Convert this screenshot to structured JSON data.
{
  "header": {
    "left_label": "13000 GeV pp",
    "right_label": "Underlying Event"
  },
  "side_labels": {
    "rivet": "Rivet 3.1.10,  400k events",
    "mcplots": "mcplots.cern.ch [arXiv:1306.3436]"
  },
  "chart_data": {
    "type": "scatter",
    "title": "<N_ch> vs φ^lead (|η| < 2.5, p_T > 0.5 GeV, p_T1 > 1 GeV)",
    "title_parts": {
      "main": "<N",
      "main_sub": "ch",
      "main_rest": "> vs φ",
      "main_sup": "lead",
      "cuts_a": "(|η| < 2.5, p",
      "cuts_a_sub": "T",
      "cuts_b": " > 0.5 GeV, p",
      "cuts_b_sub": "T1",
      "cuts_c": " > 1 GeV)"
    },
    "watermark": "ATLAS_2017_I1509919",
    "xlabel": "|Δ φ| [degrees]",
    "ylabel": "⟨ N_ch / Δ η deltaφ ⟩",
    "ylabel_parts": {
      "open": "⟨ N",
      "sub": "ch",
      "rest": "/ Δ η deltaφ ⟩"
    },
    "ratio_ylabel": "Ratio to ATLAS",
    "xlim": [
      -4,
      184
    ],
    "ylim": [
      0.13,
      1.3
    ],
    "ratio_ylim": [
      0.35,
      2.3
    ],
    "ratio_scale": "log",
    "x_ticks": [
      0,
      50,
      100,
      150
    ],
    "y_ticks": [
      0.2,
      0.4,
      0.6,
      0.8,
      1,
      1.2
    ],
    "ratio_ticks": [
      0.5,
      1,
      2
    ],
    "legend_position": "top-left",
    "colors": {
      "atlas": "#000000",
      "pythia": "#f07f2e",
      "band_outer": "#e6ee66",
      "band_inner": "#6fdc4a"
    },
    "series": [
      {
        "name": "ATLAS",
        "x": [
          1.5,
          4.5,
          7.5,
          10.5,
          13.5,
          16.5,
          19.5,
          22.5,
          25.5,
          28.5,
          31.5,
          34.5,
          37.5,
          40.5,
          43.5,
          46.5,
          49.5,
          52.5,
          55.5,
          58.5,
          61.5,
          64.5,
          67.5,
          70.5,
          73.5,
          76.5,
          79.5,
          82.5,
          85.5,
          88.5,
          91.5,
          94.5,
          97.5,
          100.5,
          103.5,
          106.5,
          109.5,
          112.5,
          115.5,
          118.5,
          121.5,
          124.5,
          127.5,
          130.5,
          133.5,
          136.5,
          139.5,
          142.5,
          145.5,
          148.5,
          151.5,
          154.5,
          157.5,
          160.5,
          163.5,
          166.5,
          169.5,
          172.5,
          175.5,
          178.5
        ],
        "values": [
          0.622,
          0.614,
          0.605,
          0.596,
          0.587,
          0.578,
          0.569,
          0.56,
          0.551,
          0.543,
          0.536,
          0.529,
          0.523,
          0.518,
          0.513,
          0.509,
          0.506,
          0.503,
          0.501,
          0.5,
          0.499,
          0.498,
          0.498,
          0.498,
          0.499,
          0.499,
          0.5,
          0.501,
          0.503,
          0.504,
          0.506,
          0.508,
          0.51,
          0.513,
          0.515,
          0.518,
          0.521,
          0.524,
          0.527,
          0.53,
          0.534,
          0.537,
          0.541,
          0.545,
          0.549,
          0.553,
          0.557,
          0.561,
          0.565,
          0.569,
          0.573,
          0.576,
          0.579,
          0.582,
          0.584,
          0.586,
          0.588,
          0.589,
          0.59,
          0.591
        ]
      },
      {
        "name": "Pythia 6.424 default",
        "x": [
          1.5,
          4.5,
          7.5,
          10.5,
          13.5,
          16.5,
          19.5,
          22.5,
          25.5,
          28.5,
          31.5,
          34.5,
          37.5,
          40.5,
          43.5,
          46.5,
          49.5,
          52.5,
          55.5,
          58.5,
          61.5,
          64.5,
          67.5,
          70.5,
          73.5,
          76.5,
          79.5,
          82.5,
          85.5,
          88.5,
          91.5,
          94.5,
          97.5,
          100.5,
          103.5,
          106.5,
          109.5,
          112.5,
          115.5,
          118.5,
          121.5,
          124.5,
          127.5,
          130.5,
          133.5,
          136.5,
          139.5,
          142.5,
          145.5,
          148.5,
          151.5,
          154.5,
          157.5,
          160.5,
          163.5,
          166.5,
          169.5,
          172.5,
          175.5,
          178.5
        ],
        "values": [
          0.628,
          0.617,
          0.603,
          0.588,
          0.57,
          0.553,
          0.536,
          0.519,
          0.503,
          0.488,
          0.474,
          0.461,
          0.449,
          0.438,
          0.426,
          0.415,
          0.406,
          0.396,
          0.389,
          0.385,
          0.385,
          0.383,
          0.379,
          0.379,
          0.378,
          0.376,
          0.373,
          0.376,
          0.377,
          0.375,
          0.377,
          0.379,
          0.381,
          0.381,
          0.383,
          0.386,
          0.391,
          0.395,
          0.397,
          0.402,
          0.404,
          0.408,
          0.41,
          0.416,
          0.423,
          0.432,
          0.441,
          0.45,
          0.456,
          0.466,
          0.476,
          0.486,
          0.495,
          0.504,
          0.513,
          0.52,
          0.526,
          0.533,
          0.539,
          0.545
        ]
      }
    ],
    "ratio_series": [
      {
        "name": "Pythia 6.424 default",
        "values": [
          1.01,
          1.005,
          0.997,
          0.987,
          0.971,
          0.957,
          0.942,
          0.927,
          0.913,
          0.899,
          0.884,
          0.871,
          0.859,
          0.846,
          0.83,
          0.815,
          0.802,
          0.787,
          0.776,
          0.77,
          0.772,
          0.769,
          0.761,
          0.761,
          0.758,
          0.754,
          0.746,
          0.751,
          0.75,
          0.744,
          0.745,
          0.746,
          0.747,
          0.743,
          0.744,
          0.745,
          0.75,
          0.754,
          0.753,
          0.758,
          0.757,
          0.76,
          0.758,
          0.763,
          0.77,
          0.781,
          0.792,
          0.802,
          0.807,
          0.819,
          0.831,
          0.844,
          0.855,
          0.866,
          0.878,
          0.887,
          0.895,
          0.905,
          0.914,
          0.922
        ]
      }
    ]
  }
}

- - - -

[Task brief]: Set all of the entries down again, exactly as they were given.

[Answer]:
Convert this screenshot to structured JSON data.
{
  "header": {
    "left_label": "13000 GeV pp",
    "right_label": "Underlying Event"
  },
  "side_labels": {
    "rivet": "Rivet 3.1.10,  400k events",
    "mcplots": "mcplots.cern.ch [arXiv:1306.3436]"
  },
  "chart_data": {
    "type": "scatter",
    "title": "<N_ch> vs φ^lead (|η| < 2.5, p_T > 0.5 GeV, p_T1 > 1 GeV)",
    "title_parts": {
      "main": "<N",
      "main_sub": "ch",
      "main_rest": "> vs φ",
      "main_sup": "lead",
      "cuts_a": "(|η| < 2.5, p",
      "cuts_a_sub": "T",
      "cuts_b": " > 0.5 GeV, p",
      "cuts_b_sub": "T1",
      "cuts_c": " > 1 GeV)"
    },
    "watermark": "ATLAS_2017_I1509919",
    "xlabel": "|Δ φ| [degrees]",
    "ylabel": "⟨ N_ch / Δ η deltaφ ⟩",
    "ylabel_parts": {
      "open": "⟨ N",
      "sub": "ch",
      "rest": "/ Δ η deltaφ ⟩"
    },
    "ratio_ylabel": "Ratio to ATLAS",
    "xlim": [
      -4,
      184
    ],
    "ylim": [
      0.13,
      1.3
    ],
    "ratio_ylim": [
      0.35,
      2.3
    ],
    "ratio_scale": "log",
    "x_ticks": [
      0,
      50,
      100,
      150
    ],
    "y_ticks": [
      0.2,
      0.4,
      0.6,
      0.8,
      1,
      1.2
    ],
    "ratio_ticks": [
      0.5,
      1,
      2
    ],
    "legend_position": "top-left",
    "colors": {
      "atlas": "#000000",
      "pythia": "#f07f2e",
      "band_outer": "#e6ee66",
      "band_inner": "#6fdc4a"
    },
    "series": [
      {
        "name": "ATLAS",
        "x": [
          1.5,
          4.5,
          7.5,
          10.5,
          13.5,
          16.5,
          19.5,
          22.5,
          25.5,
          28.5,
          31.5,
          34.5,
          37.5,
          40.5,
          43.5,
          46.5,
          49.5,
          52.5,
          55.5,
          58.5,
          61.5,
          64.5,
          67.5,
          70.5,
          73.5,
          76.5,
          79.5,
          82.5,
          85.5,
          88.5,
          91.5,
          94.5,
          97.5,
          100.5,
          103.5,
          106.5,
          109.5,
          112.5,
          115.5,
          118.5,
          121.5,
          124.5,
          127.5,
          130.5,
          133.5,
          136.5,
          139.5,
          142.5,
          145.5,
          148.5,
          151.5,
          154.5,
          157.5,
          160.5,
          163.5,
          166.5,
          169.5,
          172.5,
          175.5,
          178.5
        ],
        "values": [
          0.622,
          0.614,
          0.605,
          0.596,
          0.587,
          0.578,
          0.569,
          0.56,
          0.551,
          0.543,
          0.536,
          0.529,
          0.523,
          0.518,
          0.513,
          0.509,
          0.506,
          0.503,
          0.501,
          0.5,
          0.499,
          0.498,
          0.498,
          0.498,
          0.499,
          0.499,
          0.5,
          0.501,
          0.503,
          0.504,
          0.506,
          0.508,
          0.51,
          0.513,
          0.515,
          0.518,
          0.521,
          0.524,
          0.527,
          0.53,
          0.534,
          0.537,
          0.541,
          0.545,
          0.549,
          0.553,
          0.557,
          0.561,
          0.565,
          0.569,
          0.573,
          0.576,
          0.579,
          0.582,
          0.584,
          0.586,
          0.588,
          0.589,
          0.59,
          0.591
        ]
      },
      {
        "name": "Pythia 6.424 default",
        "x": [
          1.5,
          4.5,
          7.5,
          10.5,
          13.5,
          16.5,
          19.5,
          22.5,
          25.5,
          28.5,
          31.5,
          34.5,
          37.5,
          40.5,
          43.5,
          46.5,
          49.5,
          52.5,
          55.5,
          58.5,
          61.5,
          64.5,
          67.5,
          70.5,
          73.5,
          76.5,
          79.5,
          82.5,
          85.5,
          88.5,
          91.5,
          94.5,
          97.5,
          100.5,
          103.5,
          106.5,
          109.5,
          112.5,
          115.5,
          118.5,
          121.5,
          124.5,
          127.5,
          130.5,
          133.5,
          136.5,
          139.5,
          142.5,
          145.5,
          148.5,
          151.5,
          154.5,
          157.5,
          160.5,
          163.5,
          166.5,
          169.5,
          172.5,
          175.5,
          178.5
        ],
        "values": [
          0.628,
          0.617,
          0.603,
          0.588,
          0.57,
          0.553,
          0.536,
          0.519,
          0.503,
          0.488,
          0.474,
          0.461,
          0.449,
          0.438,
          0.426,
          0.415,
          0.406,
          0.396,
          0.389,
          0.385,
          0.385,
          0.383,
          0.379,
          0.379,
          0.378,
          0.376,
          0.373,
          0.376,
          0.377,
          0.375,
          0.377,
          0.379,
          0.381,
          0.381,
          0.383,
          0.386,
          0.391,
          0.395,
          0.397,
          0.402,
          0.404,
          0.408,
          0.41,
          0.416,
          0.423,
          0.432,
          0.441,
          0.45,
          0.456,
          0.466,
          0.476,
          0.486,
          0.495,
          0.504,
          0.513,
          0.52,
          0.526,
          0.533,
          0.539,
          0.545
        ]
      }
    ],
    "ratio_series": [
      {
        "name": "Pythia 6.424 default",
        "values": [
          1.01,
          1.005,
          0.997,
          0.987,
          0.971,
          0.957,
          0.942,
          0.927,
          0.913,
          0.899,
          0.884,
          0.871,
          0.859,
          0.846,
          0.83,
          0.815,
          0.802,
          0.787,
          0.776,
          0.77,
          0.772,
          0.769,
          0.761,
          0.761,
          0.758,
          0.754,
          0.746,
          0.751,
          0.75,
          0.744,
          0.745,
          0.746,
          0.747,
          0.743,
          0.744,
          0.745,
          0.75,
          0.754,
          0.753,
          0.758,
          0.757,
          0.76,
          0.758,
          0.763,
          0.77,
          0.781,
          0.792,
          0.802,
          0.807,
          0.819,
          0.831,
          0.844,
          0.855,
          0.866,
          0.878,
          0.887,
          0.895,
          0.905,
          0.914,
          0.922
        ]
      }
    ]
  }
}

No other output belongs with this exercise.